## WHAT IS ASKED
Change every "related-research-item" to "related-report-item" in the part of the items that opens with the first line and closes with the line containing "related-date: 2026-03-01 — [570, 764, 630, 776]". Return only that part, with everything else left the same.

## GIVEN RECORDS
►

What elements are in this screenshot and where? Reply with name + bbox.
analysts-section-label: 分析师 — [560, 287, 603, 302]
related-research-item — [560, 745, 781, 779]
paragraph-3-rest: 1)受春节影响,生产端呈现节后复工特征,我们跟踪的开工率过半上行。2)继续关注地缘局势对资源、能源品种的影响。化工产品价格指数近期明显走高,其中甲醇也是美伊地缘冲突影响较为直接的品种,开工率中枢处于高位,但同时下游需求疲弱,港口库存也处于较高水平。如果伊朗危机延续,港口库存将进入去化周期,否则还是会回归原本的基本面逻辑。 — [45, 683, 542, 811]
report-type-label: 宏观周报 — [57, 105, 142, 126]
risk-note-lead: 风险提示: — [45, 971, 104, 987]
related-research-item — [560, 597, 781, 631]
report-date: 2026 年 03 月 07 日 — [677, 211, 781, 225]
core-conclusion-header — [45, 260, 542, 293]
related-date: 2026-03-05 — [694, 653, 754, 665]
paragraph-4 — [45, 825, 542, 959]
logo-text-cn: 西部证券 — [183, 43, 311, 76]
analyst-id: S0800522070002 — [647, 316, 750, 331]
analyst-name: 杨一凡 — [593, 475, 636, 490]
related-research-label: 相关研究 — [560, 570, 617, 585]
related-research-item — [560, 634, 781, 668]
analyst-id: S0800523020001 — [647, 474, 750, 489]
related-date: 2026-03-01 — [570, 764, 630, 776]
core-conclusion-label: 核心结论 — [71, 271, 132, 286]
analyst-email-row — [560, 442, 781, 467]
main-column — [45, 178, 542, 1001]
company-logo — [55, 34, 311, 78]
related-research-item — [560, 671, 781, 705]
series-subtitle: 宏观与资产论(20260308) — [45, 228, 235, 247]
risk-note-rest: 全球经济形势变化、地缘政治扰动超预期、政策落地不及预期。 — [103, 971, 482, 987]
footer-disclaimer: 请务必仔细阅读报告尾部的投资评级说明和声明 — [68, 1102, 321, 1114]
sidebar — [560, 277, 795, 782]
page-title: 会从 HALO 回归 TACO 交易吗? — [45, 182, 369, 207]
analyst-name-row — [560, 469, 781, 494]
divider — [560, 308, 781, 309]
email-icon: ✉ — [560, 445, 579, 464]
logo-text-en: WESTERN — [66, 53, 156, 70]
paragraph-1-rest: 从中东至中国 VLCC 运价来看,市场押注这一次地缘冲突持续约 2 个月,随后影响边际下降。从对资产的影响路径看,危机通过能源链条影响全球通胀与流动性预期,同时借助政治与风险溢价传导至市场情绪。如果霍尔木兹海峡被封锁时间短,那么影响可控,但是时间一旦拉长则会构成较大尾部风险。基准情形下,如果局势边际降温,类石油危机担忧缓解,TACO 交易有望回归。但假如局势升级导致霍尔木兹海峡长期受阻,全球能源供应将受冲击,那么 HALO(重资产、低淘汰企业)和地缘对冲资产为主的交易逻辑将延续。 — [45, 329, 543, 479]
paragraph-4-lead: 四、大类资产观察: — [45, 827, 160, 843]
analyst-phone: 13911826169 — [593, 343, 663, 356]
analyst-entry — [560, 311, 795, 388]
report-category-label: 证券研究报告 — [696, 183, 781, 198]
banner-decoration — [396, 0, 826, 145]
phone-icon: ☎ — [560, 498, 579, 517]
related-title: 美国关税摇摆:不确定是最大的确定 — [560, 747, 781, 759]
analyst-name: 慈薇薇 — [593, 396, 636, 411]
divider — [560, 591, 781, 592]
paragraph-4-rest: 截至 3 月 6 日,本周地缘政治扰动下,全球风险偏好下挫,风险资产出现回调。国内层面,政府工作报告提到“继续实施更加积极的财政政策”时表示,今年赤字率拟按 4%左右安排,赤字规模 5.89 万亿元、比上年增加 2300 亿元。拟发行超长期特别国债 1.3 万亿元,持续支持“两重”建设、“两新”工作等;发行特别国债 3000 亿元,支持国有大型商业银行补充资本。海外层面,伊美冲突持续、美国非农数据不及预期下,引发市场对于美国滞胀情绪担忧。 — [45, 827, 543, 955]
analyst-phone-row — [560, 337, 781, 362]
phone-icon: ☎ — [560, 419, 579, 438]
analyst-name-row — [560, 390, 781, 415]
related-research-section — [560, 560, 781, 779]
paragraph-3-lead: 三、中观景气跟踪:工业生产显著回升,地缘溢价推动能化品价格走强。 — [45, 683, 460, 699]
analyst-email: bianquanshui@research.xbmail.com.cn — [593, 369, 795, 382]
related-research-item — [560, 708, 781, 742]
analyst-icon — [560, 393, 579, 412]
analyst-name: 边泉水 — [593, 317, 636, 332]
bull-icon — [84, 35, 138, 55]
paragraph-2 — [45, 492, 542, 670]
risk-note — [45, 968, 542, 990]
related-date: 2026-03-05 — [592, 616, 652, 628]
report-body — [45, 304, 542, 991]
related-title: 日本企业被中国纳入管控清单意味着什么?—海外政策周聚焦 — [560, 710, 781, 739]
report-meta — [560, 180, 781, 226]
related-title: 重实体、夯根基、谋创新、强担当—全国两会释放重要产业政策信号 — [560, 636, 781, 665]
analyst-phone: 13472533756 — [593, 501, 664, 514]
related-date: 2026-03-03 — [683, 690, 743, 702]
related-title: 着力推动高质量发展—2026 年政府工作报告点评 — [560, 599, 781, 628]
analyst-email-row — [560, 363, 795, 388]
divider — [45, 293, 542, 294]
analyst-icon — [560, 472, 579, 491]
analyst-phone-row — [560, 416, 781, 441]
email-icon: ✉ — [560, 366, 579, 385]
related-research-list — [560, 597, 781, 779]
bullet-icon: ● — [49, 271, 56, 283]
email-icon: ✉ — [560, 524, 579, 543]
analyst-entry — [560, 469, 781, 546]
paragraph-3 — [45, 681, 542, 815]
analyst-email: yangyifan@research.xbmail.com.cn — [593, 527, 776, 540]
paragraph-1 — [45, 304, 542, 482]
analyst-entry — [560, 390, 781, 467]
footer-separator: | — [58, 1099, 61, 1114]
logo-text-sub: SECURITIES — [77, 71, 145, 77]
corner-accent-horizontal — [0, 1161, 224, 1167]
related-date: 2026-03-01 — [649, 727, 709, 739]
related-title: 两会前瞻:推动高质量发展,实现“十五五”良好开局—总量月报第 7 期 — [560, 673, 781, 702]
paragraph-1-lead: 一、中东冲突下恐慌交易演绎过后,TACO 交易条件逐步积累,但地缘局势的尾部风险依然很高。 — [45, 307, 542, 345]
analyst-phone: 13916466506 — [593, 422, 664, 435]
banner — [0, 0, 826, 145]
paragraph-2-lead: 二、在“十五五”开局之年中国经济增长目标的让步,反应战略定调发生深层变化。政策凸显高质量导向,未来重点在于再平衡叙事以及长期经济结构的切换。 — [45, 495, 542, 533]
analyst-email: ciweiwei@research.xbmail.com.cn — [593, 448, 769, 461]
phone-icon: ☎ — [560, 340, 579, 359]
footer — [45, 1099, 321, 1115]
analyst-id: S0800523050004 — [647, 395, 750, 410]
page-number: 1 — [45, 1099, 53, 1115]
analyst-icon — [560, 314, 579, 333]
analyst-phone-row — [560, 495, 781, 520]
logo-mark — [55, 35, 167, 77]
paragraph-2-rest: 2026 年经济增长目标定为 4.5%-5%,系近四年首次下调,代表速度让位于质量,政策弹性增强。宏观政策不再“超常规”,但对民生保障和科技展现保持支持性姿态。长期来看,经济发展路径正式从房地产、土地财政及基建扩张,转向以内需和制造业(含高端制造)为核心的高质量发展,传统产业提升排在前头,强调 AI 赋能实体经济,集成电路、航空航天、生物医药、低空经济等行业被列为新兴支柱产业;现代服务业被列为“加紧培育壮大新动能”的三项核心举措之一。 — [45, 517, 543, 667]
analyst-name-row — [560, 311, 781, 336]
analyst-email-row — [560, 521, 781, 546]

◄

## RESPONSE
What elements are in this screenshot and where? Reply with name + bbox.
analysts-section-label: 分析师 — [560, 287, 603, 302]
related-report-item — [560, 745, 781, 779]
paragraph-3-rest: 1)受春节影响,生产端呈现节后复工特征,我们跟踪的开工率过半上行。2)继续关注地缘局势对资源、能源品种的影响。化工产品价格指数近期明显走高,其中甲醇也是美伊地缘冲突影响较为直接的品种,开工率中枢处于高位,但同时下游需求疲弱,港口库存也处于较高水平。如果伊朗危机延续,港口库存将进入去化周期,否则还是会回归原本的基本面逻辑。 — [45, 683, 542, 811]
report-type-label: 宏观周报 — [57, 105, 142, 126]
risk-note-lead: 风险提示: — [45, 971, 104, 987]
related-report-item — [560, 597, 781, 631]
report-date: 2026 年 03 月 07 日 — [677, 211, 781, 225]
core-conclusion-header — [45, 260, 542, 293]
related-date: 2026-03-05 — [694, 653, 754, 665]
paragraph-4 — [45, 825, 542, 959]
logo-text-cn: 西部证券 — [183, 43, 311, 76]
analyst-id: S0800522070002 — [647, 316, 750, 331]
analyst-name: 杨一凡 — [593, 475, 636, 490]
related-research-label: 相关研究 — [560, 570, 617, 585]
related-report-item — [560, 634, 781, 668]
analyst-id: S0800523020001 — [647, 474, 750, 489]
related-date: 2026-03-01 — [570, 764, 630, 776]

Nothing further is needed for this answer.